La idea de que el control de la vida cotidiana recae en la responsabilidad individual de las personas es relativa a una concepción del mundo parcialmente presente en los sectores ilustrados. Aunque de modos menos explícitos, se pueden encontrar también versiones de lo mágico en el mundo de los sectores medios. Tradicionalmente en la consulta habitual, aunque no siempre explicitada, a adivinos y videntes. Más recientemente a prácticas que movilizan los lenguajes de la energía, el equilibrio y el autoconocimiento propios del esoterismo y la espiritualidad Nueva Era.
La centralidad de las prácticas mágicas ha sido y sigue siendo fuertemente invisibilizada y condenada moralmente en la Argentina. Identificada durante décadas con la imagen de lo “tradicional”, lo “atrasado”, lo “arcaico” e incluso lo “folclórico”, la imagen pública de la magia se encuentra en sintonía con una autoconcepción de la nación como sinónimo de lo “civilizado”, “ilustrado”, “secular” e incluso con marcadores étnicos: la Argentina culta y secular es también blanca. Aun cuando esa autopercepción de lo nacional se articula con lo religioso, lo hace de la mano de un catolicismo romanizado que se suma a la estigmatización ilustrada de lo mágico. Si bien la cacería de brujas del catolicismo colonial no existe en la actualidad, la persecución continúa por otros medios en la invisibilización y la ridiculización que regulan lo religiosamente aceptado y tolerable.
Ya no es la Iglesia Católica solamente la que persigue a la magia, sino la alianza entre aquélla y el Estado secular, por medio de dispositivos cotidianos y capilares como los medios de comunicación o el saber médico-psicológico. Se dice, por ejemplo, que la magia es resultado de la “ignorancia” o la falta de educación, como si una explicación naturalista de la aflicción y el bienestar fuese moralmente más elevada y no una más entre otras posibles. Se dice que la magia es consecuencia de la “crisis económica” o la “crisis social”, como si sólo fuera un recurso válido en condiciones excepcionales y no el modo habitual en que un grupo social intenta resolver el malestar producido por la incertidumbre de la vida cotidiana. Se dice también que la magia es consecuencia de la desinstitucionalización de la religión, como si lo religioso fuese idealmente una estructura eclesial y la magia una versión menor y degradada, cuando en realidad ninguna de las llamadas iglesias existiría sin un trasfondo mágico que le dé sentido.

# # #

§ **Compruebe su comprensión**:
1 - Según el texto sobre las prácticas mágicas en la Argentina, ¿de la mano de qué catolicismo se articula con lo religioso la autopercepción de lo nacional?
2 - Prosiga el texto sobre las prácticas mágicas en la Argentina a partir de su última oración.
Las filas no guardan relación alguna con este texto.

§ **Fragmentos de datos**:

# # #

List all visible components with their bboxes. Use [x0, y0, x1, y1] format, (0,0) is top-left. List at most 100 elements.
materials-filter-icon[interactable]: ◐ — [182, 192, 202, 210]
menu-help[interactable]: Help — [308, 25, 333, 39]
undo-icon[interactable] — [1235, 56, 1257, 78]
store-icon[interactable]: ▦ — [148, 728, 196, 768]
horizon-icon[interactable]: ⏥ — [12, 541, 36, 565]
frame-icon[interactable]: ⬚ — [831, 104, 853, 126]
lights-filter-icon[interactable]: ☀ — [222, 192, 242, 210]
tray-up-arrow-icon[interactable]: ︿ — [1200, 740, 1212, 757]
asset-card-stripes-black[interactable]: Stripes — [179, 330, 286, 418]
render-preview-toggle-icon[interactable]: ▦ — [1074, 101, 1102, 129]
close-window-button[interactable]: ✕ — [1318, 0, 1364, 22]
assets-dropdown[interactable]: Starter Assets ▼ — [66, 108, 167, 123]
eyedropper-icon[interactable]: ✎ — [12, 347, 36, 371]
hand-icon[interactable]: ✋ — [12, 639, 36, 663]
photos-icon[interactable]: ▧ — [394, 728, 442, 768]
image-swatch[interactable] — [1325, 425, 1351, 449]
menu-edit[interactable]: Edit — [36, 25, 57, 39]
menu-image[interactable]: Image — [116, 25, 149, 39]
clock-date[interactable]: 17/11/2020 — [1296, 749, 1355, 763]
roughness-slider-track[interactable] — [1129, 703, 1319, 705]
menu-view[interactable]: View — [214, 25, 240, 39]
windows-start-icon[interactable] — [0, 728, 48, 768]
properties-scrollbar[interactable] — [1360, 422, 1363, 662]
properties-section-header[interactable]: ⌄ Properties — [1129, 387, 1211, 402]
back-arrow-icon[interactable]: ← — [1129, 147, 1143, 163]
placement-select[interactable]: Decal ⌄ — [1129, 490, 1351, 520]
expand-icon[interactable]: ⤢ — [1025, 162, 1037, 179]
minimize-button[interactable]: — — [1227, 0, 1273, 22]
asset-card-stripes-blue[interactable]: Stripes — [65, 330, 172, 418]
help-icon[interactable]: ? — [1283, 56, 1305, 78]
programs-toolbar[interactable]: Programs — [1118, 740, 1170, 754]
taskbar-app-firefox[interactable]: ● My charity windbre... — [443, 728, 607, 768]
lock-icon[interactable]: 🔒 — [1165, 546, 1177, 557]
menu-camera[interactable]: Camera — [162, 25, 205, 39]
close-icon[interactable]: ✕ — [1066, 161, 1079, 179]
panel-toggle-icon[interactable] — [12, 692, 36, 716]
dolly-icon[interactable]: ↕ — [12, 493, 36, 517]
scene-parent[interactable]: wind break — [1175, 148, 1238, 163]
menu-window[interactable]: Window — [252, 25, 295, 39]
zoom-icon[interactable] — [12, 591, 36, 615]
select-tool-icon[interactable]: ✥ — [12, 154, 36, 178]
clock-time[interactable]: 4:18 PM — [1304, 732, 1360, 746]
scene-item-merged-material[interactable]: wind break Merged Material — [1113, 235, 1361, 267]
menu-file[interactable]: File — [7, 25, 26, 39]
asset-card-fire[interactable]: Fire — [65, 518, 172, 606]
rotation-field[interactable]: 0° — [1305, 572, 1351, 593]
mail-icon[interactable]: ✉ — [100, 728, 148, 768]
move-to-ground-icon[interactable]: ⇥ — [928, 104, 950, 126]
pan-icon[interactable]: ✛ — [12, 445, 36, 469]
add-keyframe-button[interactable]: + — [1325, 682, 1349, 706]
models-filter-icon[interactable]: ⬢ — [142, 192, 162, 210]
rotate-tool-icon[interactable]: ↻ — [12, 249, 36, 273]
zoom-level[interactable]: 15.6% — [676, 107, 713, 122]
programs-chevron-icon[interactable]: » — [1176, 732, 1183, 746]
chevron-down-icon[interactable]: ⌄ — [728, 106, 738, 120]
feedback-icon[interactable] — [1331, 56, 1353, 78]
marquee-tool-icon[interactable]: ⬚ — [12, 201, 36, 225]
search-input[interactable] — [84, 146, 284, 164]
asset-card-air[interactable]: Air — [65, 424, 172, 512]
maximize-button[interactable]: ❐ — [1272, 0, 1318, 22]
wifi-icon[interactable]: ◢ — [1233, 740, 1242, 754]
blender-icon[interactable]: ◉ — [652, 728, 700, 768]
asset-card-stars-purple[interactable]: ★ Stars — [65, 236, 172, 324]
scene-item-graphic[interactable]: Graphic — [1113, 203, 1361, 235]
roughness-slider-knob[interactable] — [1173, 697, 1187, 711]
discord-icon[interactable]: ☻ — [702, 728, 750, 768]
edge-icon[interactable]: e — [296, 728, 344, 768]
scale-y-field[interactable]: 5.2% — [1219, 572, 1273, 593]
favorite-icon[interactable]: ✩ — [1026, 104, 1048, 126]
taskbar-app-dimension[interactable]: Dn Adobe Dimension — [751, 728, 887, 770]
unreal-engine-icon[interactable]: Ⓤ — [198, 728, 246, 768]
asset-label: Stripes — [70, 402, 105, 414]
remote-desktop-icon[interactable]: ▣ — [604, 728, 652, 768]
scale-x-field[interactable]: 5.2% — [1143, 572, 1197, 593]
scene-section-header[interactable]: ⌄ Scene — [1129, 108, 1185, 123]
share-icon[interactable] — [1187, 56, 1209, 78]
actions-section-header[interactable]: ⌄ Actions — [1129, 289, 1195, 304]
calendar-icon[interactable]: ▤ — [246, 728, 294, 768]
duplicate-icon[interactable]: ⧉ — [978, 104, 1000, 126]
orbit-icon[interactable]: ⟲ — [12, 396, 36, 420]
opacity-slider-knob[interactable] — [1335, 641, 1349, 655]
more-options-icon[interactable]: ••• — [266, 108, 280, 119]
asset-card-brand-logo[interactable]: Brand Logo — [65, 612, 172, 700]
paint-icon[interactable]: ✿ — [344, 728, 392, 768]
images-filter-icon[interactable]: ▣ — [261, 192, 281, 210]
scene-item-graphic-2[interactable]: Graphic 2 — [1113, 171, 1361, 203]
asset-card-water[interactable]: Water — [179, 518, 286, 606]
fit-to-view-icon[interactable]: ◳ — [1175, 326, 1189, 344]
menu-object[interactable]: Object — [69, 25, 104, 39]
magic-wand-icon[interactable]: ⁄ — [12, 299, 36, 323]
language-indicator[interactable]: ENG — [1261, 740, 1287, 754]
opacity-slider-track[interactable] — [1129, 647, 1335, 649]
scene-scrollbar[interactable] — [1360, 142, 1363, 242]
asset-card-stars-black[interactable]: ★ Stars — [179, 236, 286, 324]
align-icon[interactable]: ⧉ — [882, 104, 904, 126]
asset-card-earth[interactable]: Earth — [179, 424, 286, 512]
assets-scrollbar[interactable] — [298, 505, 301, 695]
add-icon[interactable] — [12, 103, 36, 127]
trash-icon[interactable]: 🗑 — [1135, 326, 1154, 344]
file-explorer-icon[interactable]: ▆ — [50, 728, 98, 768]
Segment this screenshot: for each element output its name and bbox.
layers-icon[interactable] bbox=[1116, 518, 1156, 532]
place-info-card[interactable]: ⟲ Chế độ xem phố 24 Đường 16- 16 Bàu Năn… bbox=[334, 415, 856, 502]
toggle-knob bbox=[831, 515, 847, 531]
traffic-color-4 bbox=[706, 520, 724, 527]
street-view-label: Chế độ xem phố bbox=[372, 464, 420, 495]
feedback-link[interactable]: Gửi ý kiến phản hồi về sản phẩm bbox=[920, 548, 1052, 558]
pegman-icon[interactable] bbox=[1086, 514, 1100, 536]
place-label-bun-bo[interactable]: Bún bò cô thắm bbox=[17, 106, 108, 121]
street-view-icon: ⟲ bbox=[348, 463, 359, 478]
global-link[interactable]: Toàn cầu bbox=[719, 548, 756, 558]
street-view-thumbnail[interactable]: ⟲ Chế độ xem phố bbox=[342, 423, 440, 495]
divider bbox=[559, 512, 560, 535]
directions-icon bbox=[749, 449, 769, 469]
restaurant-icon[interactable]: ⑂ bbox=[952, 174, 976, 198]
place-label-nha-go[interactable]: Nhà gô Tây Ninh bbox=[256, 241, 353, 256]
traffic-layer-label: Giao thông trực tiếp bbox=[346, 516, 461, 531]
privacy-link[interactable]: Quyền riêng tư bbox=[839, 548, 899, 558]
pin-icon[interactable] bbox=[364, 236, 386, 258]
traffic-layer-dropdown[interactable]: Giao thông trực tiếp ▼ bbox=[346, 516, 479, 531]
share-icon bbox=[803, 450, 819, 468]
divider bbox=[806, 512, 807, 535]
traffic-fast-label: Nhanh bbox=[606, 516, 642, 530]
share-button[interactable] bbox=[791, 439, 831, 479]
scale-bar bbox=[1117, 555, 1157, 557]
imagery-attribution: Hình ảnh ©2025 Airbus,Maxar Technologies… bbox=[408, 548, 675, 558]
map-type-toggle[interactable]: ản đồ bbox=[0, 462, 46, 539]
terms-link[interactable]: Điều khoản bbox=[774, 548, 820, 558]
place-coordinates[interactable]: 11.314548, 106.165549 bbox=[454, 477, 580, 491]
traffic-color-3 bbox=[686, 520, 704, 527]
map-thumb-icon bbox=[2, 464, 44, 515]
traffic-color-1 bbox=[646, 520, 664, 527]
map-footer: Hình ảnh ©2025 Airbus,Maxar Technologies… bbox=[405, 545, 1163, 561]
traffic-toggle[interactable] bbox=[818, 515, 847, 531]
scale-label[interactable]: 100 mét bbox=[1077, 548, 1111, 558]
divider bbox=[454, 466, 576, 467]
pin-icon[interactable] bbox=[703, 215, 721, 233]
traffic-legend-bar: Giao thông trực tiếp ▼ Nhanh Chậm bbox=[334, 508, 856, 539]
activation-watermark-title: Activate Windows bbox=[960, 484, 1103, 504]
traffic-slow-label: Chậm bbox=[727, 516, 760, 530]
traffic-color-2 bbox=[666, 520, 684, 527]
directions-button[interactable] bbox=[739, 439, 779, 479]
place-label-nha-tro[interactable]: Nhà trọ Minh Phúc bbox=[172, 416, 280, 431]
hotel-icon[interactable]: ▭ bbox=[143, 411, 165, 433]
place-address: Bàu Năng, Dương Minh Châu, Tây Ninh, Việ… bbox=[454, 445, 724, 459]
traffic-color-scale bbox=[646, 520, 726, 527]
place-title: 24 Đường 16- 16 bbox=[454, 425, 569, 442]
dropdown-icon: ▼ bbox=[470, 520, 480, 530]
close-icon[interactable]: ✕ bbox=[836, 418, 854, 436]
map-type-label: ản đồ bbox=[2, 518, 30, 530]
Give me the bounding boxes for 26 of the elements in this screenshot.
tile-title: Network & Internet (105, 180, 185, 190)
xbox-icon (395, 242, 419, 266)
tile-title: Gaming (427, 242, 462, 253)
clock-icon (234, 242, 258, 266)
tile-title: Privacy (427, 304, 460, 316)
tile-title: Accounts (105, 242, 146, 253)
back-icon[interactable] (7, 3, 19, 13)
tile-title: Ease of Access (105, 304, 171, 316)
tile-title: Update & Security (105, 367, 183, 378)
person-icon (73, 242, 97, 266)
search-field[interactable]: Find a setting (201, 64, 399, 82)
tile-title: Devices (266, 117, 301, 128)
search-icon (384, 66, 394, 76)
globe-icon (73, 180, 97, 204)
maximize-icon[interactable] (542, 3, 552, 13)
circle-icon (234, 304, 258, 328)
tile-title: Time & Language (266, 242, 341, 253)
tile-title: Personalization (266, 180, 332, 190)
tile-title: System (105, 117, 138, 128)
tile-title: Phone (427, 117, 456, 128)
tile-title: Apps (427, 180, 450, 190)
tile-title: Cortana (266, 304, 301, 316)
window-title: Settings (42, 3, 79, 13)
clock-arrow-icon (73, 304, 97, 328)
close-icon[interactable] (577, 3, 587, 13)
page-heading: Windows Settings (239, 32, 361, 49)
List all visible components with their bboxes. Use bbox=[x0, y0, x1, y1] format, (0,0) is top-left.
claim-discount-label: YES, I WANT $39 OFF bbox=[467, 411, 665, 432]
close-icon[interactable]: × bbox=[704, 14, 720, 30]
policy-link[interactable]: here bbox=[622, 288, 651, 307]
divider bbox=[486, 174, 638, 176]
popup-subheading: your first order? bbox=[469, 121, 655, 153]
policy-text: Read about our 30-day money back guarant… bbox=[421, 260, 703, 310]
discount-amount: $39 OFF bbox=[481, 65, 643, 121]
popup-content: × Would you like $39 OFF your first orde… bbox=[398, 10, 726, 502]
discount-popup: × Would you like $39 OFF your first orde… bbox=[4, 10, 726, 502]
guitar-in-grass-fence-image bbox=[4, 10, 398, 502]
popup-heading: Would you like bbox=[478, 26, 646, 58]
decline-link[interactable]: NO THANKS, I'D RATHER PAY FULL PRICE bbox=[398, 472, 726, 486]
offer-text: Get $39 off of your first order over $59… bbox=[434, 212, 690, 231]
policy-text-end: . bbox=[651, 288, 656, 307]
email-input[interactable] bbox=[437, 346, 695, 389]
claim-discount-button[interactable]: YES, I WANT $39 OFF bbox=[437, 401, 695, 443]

# # #

§ **Respuestas por tarea**:
1 - De un catolicismo romanizado.

2 -
Si la magia es verdadera o falsa no debería ser nuestro problema, mientras sea relevante para las personas que la viven como real. Y en tanto tal, interesa cómo las imágenes que se tienen de ella funcionan como reguladores de las complejas relaciones entre subjetividad, modo de vida, nación, etnicidad, religiosidad y clases sociales. A diferencia de otros países de América Latina, donde la magia puede ser reivindicada como singularidad de un carácter nacional sincrético, híbrido o mestizo, aquí se invisibiliza o, en el peor de los casos, es denigrada públicamente. Esta discriminación latente o explícita tiene fuertes consecuencias para la reproducción de la desigualdad religiosa, pero también para la desigualdad social y étnica. Entender mejor estos procesos puede ayudar a repensar la reproducción de la desigualdad más allá del acceso y la distribución de bienes materiales, y visibilizar los procesos socio-culturales heterogéneos que conforman la particular modernidad argentina.